## [Stated problem]
Find the lines holding the word "true" and collect them.

[Saved entries]
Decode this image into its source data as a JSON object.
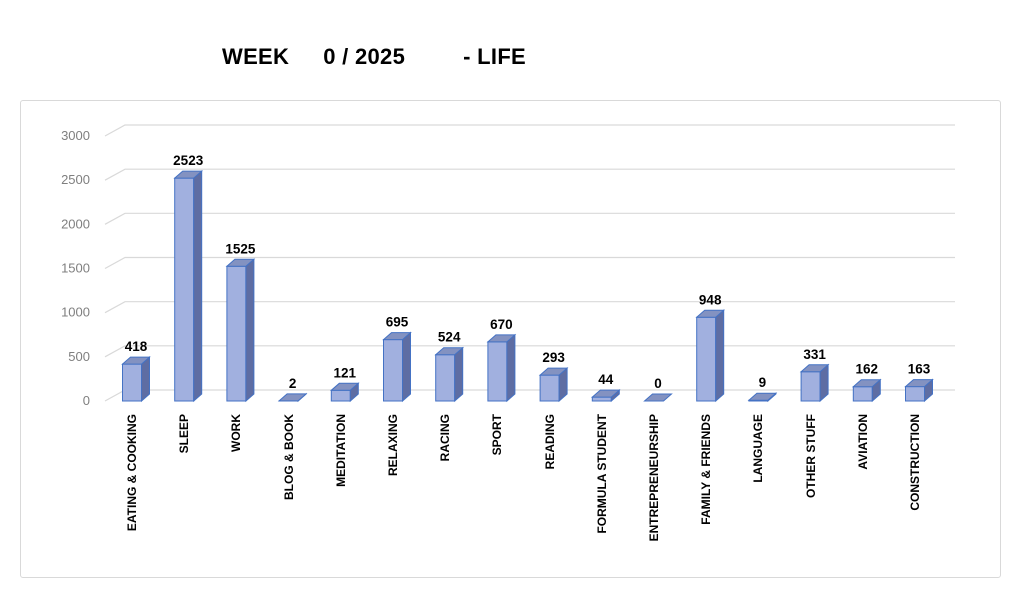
{
  "title": {
    "week_label": "WEEK",
    "week_value": "0 / 2025",
    "suffix": "- LIFE"
  },
  "chart_data": {
    "type": "bar",
    "threed": true,
    "title": "WEEK 0 / 2025 - LIFE",
    "categories": [
      "EATING & COOKING",
      "SLEEP",
      "WORK",
      "BLOG & BOOK",
      "MEDITATION",
      "RELAXING",
      "RACING",
      "SPORT",
      "READING",
      "FORMULA STUDENT",
      "ENTREPRENEURSHIP",
      "FAMILY & FRIENDS",
      "LANGUAGE",
      "OTHER STUFF",
      "AVIATION",
      "CONSTRUCTION"
    ],
    "values": [
      418,
      2523,
      1525,
      2,
      121,
      695,
      524,
      670,
      293,
      44,
      0,
      948,
      9,
      331,
      162,
      163
    ],
    "xlabel": "",
    "ylabel": "",
    "ylim": [
      0,
      3000
    ],
    "yticks": [
      0,
      500,
      1000,
      1500,
      2000,
      2500,
      3000
    ],
    "grid": true,
    "legend_position": "none",
    "data_labels": true,
    "colors": {
      "bar_front": "#A1B0DF",
      "bar_top": "#8392C1",
      "bar_side": "#5E6DA3",
      "bar_outline": "#4472C4",
      "gridline": "#D9D9D9",
      "frame_border": "#D9D9D9",
      "tick_label": "#7F7F7F",
      "data_label": "#000000",
      "category_label": "#000000",
      "title_color": "#000000",
      "background": "#FFFFFF"
    }
  }
}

## [Response]
    "threed": true,
    "grid": true,
    "data_labels": true,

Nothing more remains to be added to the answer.